Task statement: Tally the lines with the word "silhouette" and report the number alone.

(Records from a dataset)

_ _ _ _ _ _ _

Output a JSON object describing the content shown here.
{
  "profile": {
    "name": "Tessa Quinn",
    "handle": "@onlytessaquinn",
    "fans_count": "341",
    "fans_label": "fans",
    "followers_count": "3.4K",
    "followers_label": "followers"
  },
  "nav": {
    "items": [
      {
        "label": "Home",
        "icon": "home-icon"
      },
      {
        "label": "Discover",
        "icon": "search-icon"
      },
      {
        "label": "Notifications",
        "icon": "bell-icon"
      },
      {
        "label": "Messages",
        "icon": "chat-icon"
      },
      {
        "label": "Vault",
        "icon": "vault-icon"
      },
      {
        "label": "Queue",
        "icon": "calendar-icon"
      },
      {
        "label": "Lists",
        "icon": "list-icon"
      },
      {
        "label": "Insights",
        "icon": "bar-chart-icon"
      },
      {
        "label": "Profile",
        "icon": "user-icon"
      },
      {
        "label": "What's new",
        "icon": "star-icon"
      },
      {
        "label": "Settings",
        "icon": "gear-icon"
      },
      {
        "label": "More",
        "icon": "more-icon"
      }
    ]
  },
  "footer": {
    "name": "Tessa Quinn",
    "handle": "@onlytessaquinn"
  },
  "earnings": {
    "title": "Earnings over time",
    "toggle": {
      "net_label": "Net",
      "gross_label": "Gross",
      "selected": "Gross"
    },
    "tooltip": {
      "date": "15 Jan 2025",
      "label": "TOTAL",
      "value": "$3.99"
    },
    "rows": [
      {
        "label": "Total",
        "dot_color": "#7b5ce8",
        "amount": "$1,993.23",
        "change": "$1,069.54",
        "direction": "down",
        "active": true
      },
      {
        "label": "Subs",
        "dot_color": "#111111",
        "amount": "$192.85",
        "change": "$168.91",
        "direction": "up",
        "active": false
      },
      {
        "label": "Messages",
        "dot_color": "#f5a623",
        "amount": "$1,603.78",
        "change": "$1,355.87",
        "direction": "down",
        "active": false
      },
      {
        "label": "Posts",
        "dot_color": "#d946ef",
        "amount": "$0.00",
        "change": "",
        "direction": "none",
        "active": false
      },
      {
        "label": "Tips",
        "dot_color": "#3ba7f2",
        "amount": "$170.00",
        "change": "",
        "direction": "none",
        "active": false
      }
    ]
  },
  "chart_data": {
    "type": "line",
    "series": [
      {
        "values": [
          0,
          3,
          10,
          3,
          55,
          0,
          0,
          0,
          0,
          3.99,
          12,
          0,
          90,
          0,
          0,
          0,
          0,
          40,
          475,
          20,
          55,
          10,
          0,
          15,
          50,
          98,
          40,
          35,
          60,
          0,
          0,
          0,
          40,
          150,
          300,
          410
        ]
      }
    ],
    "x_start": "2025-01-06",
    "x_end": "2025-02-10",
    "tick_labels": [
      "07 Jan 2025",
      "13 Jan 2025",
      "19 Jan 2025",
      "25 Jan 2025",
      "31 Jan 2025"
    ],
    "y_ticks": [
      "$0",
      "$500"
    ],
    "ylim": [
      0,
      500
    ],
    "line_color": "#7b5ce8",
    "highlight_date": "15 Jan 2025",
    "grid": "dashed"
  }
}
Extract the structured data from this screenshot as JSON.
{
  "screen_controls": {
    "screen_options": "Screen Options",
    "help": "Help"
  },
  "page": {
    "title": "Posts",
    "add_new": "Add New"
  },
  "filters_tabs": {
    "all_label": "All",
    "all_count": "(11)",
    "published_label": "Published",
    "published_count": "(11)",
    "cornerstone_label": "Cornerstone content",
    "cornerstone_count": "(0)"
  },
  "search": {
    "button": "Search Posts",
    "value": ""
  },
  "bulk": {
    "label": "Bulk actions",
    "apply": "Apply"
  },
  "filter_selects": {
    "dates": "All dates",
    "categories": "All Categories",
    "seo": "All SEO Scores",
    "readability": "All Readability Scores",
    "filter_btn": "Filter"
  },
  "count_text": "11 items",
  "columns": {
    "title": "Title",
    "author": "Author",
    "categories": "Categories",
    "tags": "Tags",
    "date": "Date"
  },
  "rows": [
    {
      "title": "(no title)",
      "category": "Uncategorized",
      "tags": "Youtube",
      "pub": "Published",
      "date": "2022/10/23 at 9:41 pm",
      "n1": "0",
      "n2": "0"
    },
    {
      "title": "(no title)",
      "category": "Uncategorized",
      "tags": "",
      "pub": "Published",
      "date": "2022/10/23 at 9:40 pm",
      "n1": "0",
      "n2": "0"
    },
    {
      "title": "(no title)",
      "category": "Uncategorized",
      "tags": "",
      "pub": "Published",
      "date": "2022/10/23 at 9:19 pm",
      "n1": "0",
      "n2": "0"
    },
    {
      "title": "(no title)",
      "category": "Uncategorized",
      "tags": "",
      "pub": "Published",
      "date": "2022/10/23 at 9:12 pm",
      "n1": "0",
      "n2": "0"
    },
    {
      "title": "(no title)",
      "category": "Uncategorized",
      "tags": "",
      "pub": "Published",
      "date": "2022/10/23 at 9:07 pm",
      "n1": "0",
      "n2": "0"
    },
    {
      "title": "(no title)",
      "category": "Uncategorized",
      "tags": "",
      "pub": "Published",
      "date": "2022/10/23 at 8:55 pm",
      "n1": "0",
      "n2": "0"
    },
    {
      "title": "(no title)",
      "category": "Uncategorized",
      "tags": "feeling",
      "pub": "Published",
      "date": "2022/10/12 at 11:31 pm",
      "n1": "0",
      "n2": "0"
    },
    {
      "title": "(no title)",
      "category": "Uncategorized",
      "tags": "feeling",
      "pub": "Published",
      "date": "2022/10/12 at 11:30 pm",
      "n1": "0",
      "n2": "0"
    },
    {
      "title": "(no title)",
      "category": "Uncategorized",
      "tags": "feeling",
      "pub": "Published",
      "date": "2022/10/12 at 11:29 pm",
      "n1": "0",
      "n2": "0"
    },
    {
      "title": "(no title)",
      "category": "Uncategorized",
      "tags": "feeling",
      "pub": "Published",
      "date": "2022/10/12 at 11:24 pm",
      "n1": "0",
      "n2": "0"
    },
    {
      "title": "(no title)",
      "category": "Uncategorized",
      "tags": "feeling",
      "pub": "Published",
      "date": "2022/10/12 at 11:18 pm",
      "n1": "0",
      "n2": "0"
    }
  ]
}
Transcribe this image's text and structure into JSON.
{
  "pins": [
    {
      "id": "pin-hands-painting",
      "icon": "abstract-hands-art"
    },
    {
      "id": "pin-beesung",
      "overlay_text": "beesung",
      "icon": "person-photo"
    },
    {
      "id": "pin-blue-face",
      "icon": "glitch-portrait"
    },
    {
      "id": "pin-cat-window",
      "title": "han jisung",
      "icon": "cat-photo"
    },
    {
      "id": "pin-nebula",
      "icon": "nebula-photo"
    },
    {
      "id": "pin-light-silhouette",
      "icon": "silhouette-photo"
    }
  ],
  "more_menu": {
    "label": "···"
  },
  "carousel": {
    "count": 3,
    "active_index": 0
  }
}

_ _ _ _ _ _ _

The solution: 2